● YOUR OBJECTIVE
Show every line that has the string "Coup" in it.

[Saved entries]
---
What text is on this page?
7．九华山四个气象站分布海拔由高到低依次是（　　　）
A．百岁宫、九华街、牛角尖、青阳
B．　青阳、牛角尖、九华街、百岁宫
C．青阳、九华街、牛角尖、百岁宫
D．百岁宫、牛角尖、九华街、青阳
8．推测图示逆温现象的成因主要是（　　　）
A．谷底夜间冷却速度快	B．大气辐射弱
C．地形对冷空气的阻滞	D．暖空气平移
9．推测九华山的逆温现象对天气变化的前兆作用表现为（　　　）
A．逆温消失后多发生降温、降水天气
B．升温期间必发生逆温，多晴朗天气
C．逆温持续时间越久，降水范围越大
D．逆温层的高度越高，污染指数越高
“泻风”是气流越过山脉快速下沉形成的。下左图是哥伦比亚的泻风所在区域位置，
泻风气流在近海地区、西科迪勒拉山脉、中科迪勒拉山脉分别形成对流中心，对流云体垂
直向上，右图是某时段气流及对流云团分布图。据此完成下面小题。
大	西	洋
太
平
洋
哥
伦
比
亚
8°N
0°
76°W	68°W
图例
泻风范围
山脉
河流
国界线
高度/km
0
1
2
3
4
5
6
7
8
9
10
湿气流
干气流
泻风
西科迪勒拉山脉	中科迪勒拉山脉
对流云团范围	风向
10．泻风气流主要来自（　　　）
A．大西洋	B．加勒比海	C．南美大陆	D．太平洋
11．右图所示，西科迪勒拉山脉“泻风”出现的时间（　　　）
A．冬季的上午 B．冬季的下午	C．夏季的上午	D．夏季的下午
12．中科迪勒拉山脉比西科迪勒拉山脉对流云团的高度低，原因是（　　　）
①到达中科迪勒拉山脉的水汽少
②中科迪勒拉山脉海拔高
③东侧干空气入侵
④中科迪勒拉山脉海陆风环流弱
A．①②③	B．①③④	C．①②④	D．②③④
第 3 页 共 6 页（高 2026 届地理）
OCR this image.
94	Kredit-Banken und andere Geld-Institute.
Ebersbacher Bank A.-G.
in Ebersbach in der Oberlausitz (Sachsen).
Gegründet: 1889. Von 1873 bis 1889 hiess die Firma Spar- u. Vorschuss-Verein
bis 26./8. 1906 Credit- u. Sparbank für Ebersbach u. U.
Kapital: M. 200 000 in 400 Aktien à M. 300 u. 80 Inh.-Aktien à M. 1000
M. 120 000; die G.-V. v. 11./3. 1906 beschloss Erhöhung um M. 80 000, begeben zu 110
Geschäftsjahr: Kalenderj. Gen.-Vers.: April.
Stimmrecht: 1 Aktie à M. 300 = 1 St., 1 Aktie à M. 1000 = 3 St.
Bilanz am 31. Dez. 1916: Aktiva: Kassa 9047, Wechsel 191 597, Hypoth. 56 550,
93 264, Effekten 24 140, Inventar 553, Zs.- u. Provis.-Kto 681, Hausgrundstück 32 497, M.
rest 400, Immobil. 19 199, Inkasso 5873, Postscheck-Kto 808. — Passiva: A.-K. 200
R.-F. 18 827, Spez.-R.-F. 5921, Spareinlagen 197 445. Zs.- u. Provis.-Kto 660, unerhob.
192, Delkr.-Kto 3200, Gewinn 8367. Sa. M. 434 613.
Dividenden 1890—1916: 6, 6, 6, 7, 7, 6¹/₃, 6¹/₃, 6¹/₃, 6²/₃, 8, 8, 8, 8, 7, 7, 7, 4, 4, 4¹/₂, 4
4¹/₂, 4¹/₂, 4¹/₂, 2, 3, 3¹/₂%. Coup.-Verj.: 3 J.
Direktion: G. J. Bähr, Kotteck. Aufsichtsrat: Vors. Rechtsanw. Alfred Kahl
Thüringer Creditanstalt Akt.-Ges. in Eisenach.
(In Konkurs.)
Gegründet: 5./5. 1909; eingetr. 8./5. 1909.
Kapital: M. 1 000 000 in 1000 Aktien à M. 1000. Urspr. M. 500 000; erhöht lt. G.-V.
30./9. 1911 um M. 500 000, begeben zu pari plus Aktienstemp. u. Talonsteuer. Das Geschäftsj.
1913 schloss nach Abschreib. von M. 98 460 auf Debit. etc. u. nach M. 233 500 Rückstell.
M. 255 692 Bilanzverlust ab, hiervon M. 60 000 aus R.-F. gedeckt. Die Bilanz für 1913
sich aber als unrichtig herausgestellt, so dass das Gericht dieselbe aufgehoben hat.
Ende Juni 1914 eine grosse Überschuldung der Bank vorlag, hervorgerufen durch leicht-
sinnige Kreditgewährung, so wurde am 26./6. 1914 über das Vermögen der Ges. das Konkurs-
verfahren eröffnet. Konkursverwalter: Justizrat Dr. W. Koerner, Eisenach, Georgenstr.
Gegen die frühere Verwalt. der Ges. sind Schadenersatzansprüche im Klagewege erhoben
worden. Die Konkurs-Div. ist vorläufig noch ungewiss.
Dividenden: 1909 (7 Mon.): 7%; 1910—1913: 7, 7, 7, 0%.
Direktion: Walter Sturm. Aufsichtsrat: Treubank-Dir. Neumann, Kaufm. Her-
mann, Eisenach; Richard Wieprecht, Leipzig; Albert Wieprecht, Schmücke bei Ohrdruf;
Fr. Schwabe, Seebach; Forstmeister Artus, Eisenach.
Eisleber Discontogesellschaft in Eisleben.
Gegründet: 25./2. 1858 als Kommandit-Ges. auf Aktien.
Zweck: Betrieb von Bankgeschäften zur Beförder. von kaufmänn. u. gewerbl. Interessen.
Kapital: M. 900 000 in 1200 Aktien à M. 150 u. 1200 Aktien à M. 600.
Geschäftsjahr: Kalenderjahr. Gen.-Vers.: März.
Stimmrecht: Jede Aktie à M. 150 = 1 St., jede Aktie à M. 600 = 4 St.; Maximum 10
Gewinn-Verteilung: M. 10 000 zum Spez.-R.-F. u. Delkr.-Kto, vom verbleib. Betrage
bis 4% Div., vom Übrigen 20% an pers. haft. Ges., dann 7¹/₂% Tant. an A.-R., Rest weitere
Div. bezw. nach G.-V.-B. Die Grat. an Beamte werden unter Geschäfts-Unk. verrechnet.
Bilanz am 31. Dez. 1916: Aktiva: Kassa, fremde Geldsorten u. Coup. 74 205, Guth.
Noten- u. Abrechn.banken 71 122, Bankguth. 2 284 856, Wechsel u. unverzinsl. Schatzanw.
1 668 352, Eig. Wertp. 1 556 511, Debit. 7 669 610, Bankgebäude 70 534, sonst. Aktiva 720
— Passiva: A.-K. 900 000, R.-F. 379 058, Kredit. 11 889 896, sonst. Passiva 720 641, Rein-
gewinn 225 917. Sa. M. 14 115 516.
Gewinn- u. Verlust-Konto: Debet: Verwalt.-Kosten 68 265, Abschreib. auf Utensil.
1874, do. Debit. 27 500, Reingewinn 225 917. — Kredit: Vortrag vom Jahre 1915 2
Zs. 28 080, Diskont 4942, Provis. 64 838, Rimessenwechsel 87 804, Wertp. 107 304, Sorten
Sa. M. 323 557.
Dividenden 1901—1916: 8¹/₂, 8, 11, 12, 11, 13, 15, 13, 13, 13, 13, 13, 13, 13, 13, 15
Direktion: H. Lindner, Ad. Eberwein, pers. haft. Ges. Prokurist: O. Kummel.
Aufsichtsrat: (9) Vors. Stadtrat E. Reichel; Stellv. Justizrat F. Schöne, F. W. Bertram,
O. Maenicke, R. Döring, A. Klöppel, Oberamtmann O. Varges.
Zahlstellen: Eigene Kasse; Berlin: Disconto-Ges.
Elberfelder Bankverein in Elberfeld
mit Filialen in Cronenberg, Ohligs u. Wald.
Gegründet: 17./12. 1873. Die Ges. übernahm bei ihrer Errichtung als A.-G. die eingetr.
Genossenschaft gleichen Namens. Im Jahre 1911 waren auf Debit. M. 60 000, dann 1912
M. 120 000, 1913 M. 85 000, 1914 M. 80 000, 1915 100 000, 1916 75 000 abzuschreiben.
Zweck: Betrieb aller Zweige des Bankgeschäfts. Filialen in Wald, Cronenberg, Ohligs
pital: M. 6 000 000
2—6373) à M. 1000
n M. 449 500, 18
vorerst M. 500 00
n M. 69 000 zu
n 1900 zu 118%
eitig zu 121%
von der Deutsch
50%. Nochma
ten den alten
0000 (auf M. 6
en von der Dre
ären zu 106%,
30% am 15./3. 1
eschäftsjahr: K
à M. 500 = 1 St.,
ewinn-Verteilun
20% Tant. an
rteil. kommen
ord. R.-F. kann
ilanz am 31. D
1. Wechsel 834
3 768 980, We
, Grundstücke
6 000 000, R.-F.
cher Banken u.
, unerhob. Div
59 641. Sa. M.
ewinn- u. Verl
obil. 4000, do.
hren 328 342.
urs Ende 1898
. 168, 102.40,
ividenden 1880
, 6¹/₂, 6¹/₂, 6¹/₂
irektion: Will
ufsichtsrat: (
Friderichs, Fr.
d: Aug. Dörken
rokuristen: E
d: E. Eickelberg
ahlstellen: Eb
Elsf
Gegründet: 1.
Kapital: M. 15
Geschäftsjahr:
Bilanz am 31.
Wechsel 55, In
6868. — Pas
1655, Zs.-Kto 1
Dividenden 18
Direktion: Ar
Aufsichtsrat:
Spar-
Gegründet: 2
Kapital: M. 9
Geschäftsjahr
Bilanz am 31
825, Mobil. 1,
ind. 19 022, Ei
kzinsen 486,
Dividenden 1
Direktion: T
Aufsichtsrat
---
● SOLUTION
4¹/₂, 4¹/₂, 4¹/₂, 2, 3, 3¹/₂%. Coup.-Verj.: 3 J.
Bilanz am 31. Dez. 1916: Aktiva: Kassa, fremde Geldsorten u. Coup. 74 205, Guth.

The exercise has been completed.